##### Texto de lectura #####

Javier Collado

Dobuss

CBN. El buzo retirado de la Marina, Saman Kunan, es recordado en Tailandia como un héroe que entregó su vida en medio de un difícil rescate.

Kunan, de 38 años, trabajó como voluntario en las labores de rescate del grupo de doce niños y su entrenador de fútbol, atrapados en la cueva inundada en Tailandia.

Tras conocer la noticia de que los pequeños estaban atrapados en la cueva y que sólo podían ser rescatados a través de labores de buceo, Saman Kunan no dudó en ofrecer su conocimiento y experiencia en esta actividad para sacar, lo más pronto posible, a los menores que corrían peligro por posibles nuevas lluvias que inundarían aún más la cueva.

Fue así como el hombre ingresó a las aguas hasta llegar al lugar donde se refugiaban los menores de edad y su entrenador. Para el recorrido de ida y vuelta el buzo, por ser experto, habría necesitado 11 horas.

El trayecto de ida hasta el interior de la cueva fue exitoso ya que el buzo logró llegar al lugar donde estaba el grupo y suministrarle más oxígeno, asegurando su sobrevivencia mientras se aceleraban las labores de rescate.

##### Entradas proporcionadas #####

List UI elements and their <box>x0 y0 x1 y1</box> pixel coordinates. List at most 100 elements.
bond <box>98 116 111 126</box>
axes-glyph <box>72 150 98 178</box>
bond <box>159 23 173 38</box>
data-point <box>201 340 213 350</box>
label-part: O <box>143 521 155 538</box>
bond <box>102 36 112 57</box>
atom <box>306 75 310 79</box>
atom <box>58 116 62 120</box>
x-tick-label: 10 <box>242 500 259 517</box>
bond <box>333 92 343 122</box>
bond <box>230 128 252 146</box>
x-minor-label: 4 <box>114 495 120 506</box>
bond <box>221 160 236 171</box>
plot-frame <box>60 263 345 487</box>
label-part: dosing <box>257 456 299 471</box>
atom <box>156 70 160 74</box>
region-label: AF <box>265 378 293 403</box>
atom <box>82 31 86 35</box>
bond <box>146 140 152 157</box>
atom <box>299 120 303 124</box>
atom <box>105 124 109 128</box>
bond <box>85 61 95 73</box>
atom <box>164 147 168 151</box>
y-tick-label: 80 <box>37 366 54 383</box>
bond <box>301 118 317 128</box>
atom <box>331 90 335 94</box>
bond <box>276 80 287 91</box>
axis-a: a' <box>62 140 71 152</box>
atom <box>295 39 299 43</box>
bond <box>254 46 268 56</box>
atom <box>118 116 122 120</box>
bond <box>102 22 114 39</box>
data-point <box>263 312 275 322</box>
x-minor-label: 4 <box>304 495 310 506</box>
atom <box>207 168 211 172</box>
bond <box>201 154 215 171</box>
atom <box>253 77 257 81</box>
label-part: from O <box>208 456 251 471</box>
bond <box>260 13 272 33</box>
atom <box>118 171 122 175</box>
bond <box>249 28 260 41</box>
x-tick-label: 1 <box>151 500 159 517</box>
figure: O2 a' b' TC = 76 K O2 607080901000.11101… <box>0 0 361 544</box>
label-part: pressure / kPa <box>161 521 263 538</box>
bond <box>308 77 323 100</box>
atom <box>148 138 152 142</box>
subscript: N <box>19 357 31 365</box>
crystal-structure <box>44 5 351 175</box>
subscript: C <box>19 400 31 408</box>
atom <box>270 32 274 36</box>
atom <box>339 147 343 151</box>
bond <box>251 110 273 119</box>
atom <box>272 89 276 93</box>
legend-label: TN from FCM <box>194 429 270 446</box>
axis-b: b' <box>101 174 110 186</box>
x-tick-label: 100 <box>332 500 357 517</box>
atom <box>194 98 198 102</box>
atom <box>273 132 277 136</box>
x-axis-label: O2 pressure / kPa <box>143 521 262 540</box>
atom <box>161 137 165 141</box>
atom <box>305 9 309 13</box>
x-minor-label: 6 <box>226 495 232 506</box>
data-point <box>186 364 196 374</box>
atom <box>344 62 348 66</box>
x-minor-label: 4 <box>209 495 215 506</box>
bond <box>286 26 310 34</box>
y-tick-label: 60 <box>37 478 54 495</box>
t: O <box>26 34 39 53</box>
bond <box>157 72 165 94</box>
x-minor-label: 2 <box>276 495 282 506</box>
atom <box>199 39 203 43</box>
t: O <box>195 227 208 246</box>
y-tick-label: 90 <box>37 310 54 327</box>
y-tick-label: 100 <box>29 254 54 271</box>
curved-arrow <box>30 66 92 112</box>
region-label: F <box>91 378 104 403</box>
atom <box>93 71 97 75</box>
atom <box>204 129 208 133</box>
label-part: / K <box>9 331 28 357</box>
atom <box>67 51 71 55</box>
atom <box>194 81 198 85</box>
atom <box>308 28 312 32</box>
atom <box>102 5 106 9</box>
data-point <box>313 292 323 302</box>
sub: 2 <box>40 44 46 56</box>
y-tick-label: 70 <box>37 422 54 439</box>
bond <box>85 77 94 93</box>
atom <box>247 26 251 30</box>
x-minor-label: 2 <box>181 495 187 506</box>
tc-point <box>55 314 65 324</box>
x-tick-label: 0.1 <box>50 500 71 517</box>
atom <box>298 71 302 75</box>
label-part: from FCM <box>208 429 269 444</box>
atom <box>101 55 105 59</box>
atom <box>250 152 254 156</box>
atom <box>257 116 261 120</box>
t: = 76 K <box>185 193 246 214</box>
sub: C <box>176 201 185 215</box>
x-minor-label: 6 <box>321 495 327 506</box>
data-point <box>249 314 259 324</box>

#####

Tarea: Continúa la noticia sobre el buzo Saman Kunan a partir de la última oración del texto de lectura.

Espacio de respuesta:
A lo largo del trayecto, que consta de varios kilómetros en los que hay pasos angostos y tramos bajo el agua, el buzo dejó algunas provisiones de oxígeno para los niños que tendrían que hacer el mismo recorrido para salir de la cueva. Sin embargo, tras haber entregado una reserva de su oxígeno, al regresar no tuvo suficiente para él.

Según contó su compañero de buceo, Saman Kunan perdió el conocimiento por falta de oxígeno, lo que le ocasionó la muerte, pese a la ayuda que intentó darle quien lo acompañaba en la misión.

Tras su fallecimiento se ha conocido más sobre su vida, especialmente por un video que refleja el buen corazón que tenía y la esperanza de rescatar a los niños con vida.

Se trata de un video que grabó Saman antes de ingresar en la cueva donde murió, en el que pidió «que la suerte nos acompañe».

En las imágenes, el hombre se encuentra frente a un avión en el que partía junto a otros expertos hacia la misión de rescate.

Describe que ya se encuentra todo listo para partir hacia Chiang Rai, dice que han estado todo el tiempo apoyando a los buzos que están trabajando en la cueva y que él va junto a un equipo de médicos de la Marina. Expresa con entusiasmo: «nos vemos esta noche».

«Que la suerte nos acompañe y podamos traer los niños a casa», fueron las últimas palabras del buzo en el video que ha conmovido aún más a las familias de los niños y a Tailandia en general, por su voluntad de servicio y por arriesgar la suya propia por salvar las de los pequeños.